- EXERCISE AIM
Pull out every line with the word "email".

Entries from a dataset
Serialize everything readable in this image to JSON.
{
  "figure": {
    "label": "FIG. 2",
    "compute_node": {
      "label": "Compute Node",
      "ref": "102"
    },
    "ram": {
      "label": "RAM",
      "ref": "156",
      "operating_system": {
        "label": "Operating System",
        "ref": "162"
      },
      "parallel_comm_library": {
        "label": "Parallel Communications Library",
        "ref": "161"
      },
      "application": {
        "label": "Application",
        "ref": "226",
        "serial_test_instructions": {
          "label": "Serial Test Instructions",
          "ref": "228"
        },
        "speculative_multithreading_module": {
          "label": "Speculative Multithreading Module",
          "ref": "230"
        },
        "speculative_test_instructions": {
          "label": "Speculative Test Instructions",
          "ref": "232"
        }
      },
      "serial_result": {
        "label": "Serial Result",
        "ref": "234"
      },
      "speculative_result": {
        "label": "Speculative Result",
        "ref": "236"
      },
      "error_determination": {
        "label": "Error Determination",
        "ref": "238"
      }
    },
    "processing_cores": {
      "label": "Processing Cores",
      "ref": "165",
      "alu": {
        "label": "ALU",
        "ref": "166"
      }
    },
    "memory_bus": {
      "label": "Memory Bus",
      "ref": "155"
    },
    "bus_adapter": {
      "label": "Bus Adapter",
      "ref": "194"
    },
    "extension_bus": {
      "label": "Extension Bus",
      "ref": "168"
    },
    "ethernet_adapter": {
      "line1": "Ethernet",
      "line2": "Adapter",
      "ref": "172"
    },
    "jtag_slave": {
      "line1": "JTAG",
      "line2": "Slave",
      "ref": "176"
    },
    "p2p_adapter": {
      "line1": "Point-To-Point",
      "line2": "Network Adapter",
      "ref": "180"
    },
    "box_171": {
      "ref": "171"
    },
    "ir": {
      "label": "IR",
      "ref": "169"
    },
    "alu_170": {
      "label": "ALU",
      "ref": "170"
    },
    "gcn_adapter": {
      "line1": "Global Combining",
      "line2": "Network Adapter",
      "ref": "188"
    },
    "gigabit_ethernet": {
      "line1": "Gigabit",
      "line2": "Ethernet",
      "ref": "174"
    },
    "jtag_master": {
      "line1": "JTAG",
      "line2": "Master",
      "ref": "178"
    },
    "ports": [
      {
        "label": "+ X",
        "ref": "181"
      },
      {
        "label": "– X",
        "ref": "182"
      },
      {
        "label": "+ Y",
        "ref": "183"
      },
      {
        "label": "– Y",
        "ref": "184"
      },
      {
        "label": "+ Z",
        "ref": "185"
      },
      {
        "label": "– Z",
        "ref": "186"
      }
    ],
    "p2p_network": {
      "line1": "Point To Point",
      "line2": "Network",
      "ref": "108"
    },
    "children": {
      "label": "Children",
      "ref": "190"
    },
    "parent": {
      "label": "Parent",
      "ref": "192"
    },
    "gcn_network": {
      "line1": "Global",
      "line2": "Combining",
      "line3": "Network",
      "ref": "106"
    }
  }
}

==

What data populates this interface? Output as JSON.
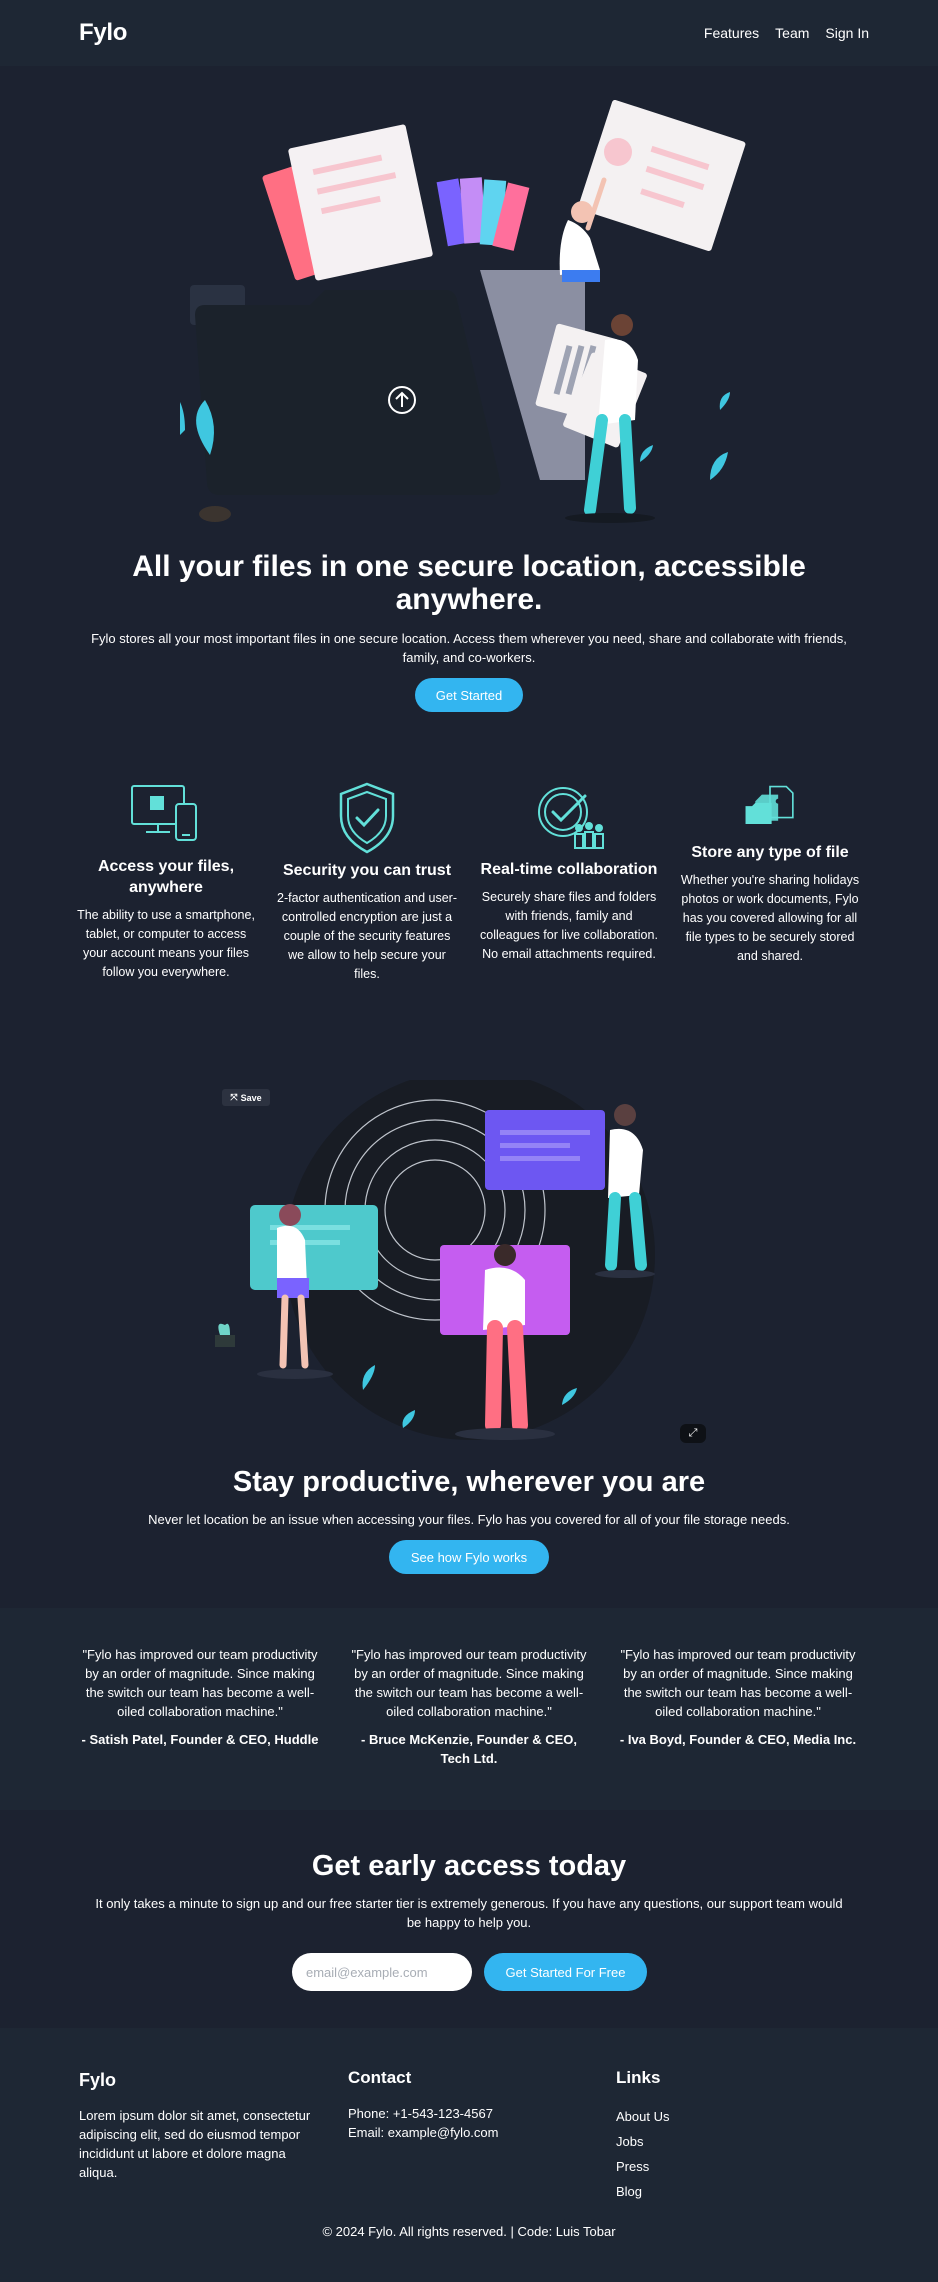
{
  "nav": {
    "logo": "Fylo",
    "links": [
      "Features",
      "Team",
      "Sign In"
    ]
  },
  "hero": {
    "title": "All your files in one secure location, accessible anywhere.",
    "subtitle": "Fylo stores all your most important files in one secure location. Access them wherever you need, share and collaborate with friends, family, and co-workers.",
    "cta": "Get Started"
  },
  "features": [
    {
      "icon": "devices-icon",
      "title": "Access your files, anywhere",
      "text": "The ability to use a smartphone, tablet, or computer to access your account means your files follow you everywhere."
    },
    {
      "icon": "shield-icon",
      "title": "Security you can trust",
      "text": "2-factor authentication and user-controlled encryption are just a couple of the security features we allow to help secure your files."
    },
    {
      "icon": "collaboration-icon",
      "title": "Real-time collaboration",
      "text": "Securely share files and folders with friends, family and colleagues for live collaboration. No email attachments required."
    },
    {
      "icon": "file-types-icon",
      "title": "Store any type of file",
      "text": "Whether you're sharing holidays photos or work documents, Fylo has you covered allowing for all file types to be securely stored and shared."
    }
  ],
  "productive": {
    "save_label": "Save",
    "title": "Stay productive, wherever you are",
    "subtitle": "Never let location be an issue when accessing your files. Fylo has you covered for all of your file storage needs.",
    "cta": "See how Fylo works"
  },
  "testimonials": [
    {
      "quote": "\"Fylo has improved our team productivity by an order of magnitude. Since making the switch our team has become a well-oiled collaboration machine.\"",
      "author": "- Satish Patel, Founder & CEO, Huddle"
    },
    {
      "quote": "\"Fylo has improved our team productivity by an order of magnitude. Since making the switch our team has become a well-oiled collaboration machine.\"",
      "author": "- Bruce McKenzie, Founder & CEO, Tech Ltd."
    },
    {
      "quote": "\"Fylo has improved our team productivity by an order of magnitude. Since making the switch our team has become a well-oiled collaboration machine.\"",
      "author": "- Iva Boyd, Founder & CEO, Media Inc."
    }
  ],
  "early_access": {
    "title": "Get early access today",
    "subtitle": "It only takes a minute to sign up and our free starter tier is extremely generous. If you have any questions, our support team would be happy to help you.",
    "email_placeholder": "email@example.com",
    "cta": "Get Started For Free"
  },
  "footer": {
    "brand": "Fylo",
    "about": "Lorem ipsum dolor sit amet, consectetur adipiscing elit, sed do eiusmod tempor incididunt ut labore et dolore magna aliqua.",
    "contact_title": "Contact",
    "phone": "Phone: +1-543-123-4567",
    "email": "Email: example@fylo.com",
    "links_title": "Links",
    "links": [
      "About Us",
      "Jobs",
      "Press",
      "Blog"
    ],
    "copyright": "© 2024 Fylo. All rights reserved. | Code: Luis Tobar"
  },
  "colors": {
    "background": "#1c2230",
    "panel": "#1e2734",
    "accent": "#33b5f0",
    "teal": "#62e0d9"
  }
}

- COMPLETED TASK
      "text": "Securely share files and folders with friends, family and colleagues for live collaboration. No email attachments required."
    "email_placeholder": "email@example.com",
    "email": "Email: example@fylo.com",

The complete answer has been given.